__Listed entries__.
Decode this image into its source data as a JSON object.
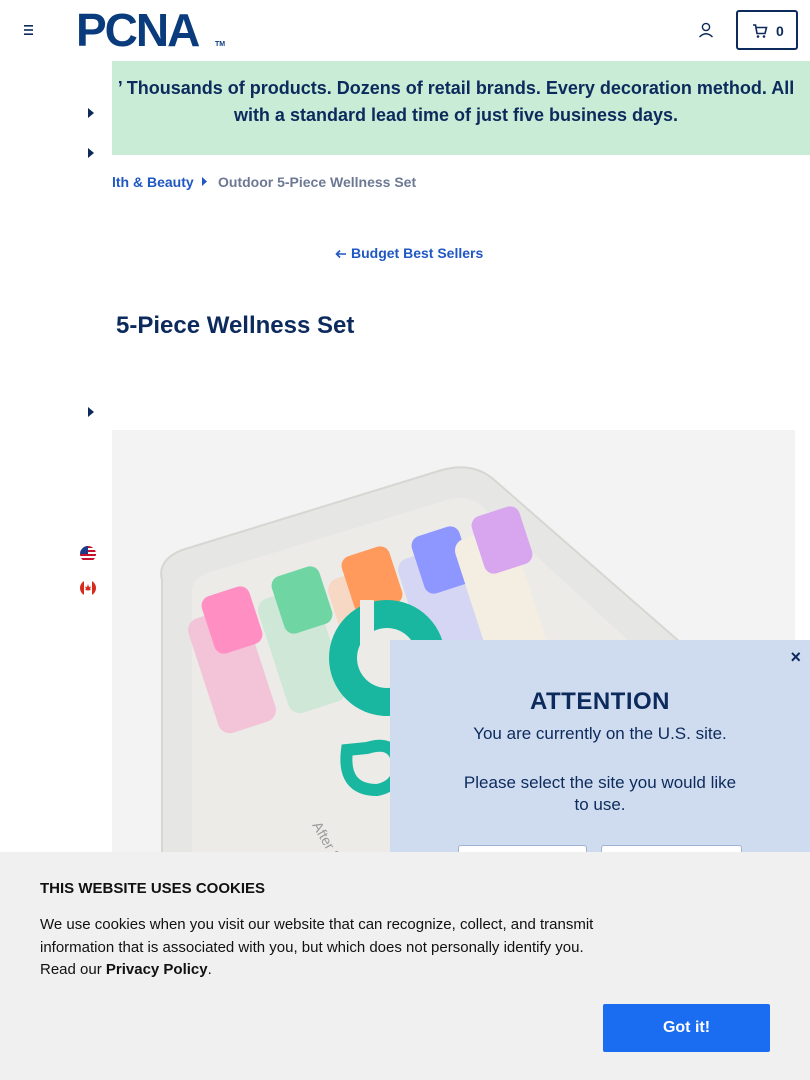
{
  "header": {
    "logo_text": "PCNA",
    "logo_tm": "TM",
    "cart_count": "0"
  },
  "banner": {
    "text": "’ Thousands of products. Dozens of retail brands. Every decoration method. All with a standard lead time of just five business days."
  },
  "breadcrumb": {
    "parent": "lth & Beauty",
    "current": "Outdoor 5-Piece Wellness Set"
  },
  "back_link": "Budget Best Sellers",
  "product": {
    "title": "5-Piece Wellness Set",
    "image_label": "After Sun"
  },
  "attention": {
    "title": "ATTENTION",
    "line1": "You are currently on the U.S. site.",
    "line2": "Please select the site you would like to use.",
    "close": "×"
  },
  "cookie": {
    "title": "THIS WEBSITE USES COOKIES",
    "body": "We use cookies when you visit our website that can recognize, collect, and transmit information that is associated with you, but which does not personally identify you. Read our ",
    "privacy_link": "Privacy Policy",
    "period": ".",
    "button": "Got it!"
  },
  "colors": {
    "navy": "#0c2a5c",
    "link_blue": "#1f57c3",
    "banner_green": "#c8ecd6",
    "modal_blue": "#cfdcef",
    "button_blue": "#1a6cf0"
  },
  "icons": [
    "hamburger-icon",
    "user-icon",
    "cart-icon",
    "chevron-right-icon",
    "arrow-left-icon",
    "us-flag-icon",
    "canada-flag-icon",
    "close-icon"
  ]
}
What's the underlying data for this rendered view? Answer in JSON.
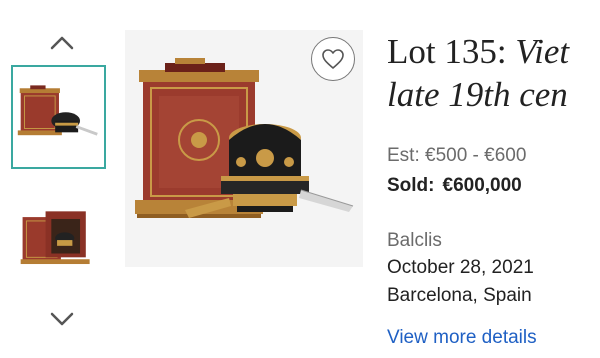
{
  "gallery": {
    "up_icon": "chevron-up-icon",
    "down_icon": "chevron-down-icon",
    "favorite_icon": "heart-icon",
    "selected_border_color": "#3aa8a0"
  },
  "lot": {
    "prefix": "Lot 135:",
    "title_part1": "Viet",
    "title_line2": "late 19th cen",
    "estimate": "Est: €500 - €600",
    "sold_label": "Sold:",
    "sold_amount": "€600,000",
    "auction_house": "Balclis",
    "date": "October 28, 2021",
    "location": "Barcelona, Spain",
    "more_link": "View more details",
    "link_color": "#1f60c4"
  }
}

...

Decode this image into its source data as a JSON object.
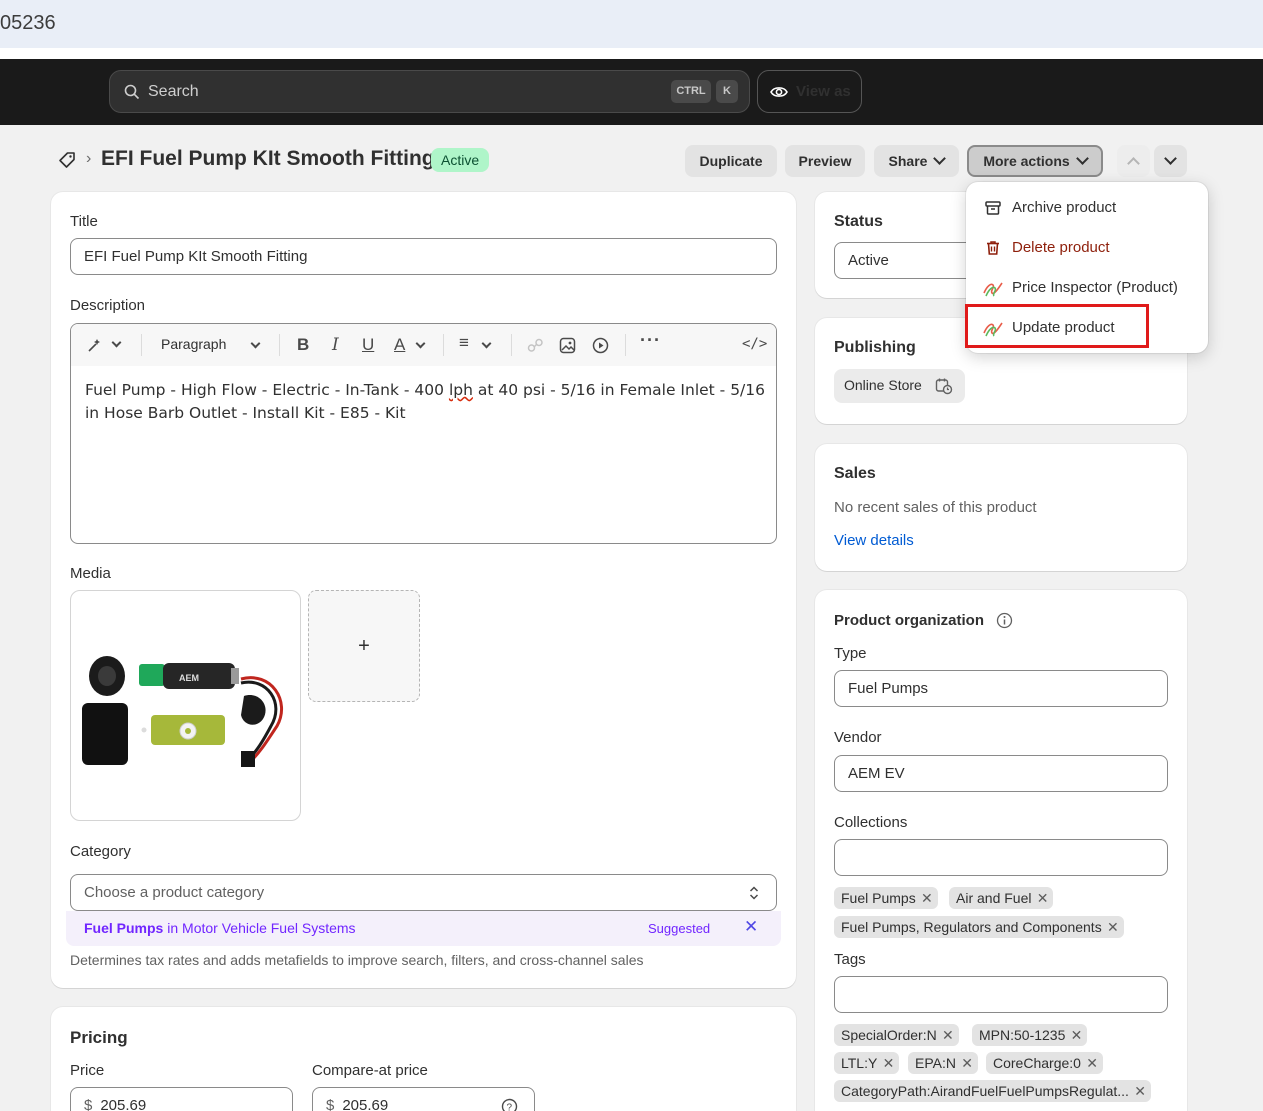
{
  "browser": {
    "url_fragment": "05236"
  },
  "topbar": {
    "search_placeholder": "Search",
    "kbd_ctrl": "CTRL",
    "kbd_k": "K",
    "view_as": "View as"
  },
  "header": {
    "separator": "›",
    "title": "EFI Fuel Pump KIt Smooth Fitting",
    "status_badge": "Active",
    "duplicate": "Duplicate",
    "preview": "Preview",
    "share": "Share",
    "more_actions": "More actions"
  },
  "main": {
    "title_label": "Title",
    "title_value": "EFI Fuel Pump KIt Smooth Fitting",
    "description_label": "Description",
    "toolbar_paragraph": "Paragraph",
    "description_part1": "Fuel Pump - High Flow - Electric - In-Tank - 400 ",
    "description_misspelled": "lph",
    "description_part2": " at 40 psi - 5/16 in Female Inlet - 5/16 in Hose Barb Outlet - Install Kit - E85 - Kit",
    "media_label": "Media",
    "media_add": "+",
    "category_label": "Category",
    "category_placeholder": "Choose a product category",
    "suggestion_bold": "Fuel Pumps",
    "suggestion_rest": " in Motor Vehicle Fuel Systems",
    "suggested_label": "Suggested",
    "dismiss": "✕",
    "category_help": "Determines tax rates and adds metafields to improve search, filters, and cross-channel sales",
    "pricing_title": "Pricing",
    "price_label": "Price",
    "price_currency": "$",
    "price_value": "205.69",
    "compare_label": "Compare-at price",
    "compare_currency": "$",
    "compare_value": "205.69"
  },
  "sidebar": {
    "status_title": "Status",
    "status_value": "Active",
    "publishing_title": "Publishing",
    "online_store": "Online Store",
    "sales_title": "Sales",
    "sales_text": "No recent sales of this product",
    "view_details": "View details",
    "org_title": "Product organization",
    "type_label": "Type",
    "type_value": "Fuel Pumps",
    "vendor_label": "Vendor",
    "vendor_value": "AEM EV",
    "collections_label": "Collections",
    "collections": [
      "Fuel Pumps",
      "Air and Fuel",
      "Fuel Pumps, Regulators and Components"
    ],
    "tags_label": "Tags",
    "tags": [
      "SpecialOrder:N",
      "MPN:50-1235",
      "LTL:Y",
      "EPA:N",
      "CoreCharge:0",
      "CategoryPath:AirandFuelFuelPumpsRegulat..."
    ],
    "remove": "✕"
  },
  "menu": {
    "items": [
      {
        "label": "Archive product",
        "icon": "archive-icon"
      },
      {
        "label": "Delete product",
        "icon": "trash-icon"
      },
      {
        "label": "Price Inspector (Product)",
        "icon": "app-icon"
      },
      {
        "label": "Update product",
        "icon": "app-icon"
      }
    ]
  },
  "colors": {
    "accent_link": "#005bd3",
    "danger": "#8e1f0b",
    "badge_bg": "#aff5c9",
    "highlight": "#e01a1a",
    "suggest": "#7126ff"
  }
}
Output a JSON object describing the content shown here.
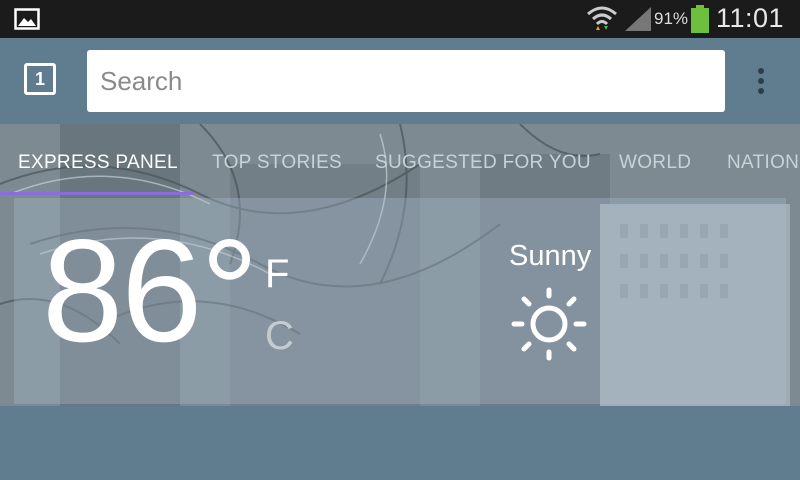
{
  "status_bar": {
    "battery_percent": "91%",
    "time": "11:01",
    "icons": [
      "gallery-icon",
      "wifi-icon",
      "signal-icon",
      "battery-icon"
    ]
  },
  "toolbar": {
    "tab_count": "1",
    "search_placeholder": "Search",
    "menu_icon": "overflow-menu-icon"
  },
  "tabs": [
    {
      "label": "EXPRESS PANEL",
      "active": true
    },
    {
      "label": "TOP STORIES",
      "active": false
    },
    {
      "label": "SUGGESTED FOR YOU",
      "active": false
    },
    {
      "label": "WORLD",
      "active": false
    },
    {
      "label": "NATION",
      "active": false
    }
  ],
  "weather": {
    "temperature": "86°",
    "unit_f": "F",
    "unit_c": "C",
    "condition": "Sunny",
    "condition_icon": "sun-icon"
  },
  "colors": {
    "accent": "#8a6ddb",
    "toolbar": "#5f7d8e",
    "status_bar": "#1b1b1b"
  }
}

--

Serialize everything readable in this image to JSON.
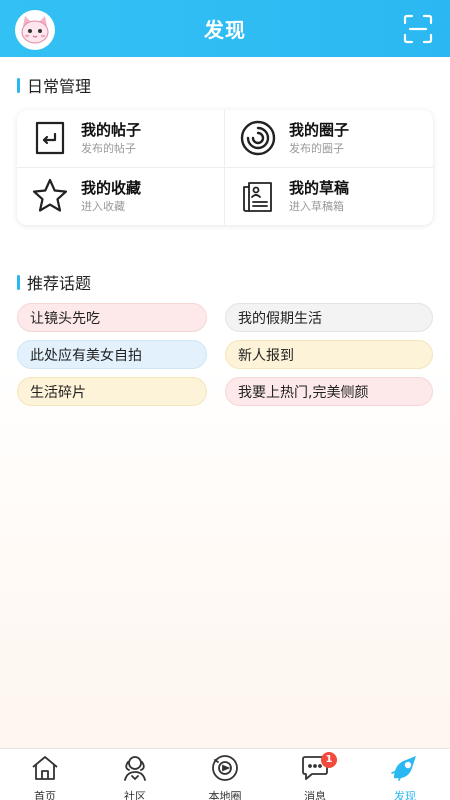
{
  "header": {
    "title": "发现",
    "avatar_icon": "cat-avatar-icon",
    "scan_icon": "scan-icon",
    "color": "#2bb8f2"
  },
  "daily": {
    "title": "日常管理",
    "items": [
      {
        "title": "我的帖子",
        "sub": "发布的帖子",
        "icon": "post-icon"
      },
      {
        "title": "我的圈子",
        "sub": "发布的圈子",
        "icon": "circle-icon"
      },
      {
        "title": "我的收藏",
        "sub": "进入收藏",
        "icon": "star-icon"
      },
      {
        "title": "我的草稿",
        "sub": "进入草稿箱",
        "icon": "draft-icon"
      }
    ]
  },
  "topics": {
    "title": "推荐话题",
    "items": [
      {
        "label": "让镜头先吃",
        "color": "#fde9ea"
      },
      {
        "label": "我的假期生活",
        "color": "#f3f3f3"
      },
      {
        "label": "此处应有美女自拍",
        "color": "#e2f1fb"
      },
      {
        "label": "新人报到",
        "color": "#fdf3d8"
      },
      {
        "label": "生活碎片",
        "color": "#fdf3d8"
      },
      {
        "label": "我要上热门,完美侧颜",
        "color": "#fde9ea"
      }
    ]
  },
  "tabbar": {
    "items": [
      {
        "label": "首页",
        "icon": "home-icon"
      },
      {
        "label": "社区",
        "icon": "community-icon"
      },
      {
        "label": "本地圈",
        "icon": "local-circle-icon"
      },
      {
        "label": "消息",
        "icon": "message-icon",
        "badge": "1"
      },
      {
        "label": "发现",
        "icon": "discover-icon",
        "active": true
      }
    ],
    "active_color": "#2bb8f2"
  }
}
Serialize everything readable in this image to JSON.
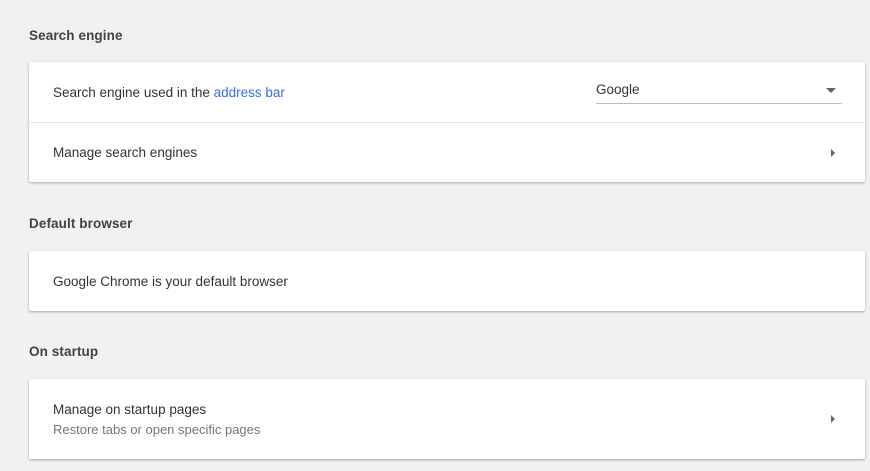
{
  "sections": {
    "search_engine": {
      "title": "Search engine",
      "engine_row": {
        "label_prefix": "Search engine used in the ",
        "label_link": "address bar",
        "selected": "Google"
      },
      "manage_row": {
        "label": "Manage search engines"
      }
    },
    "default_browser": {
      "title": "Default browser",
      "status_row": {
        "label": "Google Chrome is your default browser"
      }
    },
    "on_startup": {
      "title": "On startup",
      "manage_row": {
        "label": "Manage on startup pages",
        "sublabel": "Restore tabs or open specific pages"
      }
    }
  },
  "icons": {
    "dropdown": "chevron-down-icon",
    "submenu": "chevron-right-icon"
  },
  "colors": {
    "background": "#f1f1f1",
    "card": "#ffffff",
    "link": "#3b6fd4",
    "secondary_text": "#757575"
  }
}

__Exercise requirements__. Using the records above, list each line that includes "right".

__Answer to the exercise__.
    "chevron-right-icon",
    "submenu": "chevron-right-icon"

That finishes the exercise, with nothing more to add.